_ASSIGNMENT_
In the records that follow, show each line where the word "Therapies" is present.

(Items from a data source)
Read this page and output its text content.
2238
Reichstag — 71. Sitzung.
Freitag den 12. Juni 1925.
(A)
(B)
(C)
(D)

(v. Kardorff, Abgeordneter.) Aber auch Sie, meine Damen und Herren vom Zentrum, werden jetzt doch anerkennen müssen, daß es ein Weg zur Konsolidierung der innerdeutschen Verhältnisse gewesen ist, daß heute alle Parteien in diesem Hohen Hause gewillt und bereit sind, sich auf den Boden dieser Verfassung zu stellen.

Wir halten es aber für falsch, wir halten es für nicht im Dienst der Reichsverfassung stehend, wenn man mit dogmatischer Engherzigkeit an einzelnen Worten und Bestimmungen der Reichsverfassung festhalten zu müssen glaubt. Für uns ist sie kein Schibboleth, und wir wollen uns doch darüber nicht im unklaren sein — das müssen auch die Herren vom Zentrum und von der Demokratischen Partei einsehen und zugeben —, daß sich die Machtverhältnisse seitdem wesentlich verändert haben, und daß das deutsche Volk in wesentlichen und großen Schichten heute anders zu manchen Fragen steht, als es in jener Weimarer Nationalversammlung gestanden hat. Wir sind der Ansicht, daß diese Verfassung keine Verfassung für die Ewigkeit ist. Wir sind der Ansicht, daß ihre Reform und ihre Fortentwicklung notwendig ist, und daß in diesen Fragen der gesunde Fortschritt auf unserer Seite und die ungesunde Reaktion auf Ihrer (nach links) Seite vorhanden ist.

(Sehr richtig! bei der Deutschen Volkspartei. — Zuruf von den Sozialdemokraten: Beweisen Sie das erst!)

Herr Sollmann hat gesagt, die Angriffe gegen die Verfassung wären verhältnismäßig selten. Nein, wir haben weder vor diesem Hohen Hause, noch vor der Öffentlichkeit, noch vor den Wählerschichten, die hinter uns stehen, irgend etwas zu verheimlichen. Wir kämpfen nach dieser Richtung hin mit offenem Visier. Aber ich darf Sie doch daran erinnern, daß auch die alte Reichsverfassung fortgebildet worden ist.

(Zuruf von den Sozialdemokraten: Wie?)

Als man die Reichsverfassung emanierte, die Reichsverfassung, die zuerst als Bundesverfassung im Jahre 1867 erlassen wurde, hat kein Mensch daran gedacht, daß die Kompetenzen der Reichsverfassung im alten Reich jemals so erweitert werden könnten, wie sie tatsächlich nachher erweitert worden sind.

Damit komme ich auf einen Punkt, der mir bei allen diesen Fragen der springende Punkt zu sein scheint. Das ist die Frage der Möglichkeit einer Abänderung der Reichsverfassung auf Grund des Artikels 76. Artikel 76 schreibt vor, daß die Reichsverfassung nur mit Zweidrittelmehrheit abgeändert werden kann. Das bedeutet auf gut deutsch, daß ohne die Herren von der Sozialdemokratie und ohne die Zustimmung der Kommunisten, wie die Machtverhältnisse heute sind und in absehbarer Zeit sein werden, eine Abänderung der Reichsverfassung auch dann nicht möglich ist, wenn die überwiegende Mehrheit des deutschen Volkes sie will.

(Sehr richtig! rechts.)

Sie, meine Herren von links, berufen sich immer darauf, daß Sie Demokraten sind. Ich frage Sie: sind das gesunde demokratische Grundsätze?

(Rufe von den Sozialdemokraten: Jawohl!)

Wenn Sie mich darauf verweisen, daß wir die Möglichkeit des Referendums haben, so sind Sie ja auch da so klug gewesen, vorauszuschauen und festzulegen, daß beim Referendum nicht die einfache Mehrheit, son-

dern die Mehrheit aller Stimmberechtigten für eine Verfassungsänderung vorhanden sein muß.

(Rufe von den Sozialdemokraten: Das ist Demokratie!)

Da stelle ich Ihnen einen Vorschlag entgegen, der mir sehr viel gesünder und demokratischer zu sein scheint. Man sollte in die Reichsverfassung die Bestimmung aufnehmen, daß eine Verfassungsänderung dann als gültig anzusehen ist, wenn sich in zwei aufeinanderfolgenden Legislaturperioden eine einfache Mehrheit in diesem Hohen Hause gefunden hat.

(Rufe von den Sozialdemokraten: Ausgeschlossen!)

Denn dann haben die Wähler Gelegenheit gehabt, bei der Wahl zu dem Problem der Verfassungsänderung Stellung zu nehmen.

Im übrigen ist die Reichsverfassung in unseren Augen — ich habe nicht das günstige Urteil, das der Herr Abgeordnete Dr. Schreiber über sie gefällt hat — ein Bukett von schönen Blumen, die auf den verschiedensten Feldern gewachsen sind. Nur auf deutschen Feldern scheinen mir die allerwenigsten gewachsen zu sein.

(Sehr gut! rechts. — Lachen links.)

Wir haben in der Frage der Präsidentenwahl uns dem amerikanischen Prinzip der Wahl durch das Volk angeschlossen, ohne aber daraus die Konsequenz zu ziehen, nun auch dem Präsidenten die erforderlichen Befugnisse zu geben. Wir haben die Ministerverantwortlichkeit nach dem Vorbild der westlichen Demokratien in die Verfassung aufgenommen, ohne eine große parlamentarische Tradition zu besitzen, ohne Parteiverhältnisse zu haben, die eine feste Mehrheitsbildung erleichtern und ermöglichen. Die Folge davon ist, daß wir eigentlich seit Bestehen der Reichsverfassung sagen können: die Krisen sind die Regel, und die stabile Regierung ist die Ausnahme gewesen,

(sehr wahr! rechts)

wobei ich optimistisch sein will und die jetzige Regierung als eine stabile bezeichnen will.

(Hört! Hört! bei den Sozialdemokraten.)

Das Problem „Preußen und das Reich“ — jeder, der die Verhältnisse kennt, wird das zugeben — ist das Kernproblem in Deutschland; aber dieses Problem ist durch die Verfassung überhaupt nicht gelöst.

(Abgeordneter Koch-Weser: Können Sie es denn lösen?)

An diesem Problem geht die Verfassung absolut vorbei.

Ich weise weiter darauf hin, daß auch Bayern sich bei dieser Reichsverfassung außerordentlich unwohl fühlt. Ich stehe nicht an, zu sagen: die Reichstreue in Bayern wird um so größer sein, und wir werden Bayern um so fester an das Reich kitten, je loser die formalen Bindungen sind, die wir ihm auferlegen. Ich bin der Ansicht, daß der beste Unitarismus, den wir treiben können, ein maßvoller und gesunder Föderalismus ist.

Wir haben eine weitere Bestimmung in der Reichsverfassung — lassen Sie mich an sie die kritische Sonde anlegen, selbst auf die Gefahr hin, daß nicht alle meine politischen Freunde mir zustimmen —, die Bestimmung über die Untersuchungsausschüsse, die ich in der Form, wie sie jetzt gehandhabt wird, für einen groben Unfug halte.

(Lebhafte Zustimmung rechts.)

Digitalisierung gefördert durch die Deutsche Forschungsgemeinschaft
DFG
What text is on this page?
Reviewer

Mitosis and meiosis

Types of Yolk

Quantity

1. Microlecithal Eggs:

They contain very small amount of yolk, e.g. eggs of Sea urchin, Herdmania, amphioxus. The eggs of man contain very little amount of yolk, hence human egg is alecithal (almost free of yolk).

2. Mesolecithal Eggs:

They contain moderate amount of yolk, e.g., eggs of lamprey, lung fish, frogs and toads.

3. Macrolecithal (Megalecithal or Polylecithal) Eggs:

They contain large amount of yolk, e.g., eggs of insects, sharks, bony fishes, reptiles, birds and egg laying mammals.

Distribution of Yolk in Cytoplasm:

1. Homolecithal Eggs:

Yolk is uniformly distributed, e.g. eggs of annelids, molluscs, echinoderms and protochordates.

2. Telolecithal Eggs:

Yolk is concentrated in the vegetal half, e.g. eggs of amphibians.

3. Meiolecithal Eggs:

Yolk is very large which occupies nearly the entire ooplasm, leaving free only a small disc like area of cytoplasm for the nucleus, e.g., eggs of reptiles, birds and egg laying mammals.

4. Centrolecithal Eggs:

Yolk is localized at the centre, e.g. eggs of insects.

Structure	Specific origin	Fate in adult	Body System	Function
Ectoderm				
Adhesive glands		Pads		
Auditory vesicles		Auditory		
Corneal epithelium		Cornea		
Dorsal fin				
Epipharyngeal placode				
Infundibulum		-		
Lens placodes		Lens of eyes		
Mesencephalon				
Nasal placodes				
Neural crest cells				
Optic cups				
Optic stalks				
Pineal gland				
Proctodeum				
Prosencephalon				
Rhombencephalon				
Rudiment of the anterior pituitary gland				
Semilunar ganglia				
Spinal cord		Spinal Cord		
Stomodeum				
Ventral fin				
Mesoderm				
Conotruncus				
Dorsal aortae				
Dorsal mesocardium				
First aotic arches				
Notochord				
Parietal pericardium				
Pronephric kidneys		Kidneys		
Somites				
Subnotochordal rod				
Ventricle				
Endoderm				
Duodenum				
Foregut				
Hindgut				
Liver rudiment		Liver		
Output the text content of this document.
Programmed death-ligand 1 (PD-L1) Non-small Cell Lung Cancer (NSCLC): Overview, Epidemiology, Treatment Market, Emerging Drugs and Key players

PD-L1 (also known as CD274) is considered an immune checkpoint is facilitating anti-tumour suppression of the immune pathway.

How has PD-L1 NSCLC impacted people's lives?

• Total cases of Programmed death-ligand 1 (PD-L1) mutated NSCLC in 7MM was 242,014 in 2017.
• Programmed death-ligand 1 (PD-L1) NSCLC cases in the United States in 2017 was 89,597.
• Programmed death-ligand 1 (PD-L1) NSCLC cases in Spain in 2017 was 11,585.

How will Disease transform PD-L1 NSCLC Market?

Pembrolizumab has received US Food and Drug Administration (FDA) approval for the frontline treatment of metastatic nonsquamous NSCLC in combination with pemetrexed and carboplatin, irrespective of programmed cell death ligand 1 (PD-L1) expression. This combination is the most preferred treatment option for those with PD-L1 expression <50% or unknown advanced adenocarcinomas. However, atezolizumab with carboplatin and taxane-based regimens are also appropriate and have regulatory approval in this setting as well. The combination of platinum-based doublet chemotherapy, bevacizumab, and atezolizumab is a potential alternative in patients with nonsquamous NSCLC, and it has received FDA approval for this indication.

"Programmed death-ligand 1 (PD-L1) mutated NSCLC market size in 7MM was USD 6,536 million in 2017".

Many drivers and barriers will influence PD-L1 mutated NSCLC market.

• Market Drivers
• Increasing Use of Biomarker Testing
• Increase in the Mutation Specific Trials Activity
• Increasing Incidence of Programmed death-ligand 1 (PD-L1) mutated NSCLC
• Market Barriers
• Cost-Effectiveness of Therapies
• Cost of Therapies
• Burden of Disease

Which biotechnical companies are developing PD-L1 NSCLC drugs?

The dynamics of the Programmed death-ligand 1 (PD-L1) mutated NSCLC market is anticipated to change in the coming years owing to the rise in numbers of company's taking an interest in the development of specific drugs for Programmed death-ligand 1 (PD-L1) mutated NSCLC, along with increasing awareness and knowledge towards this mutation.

_ANSWER FOR THE TASK_
• Cost-Effectiveness of Therapies
• Cost of Therapies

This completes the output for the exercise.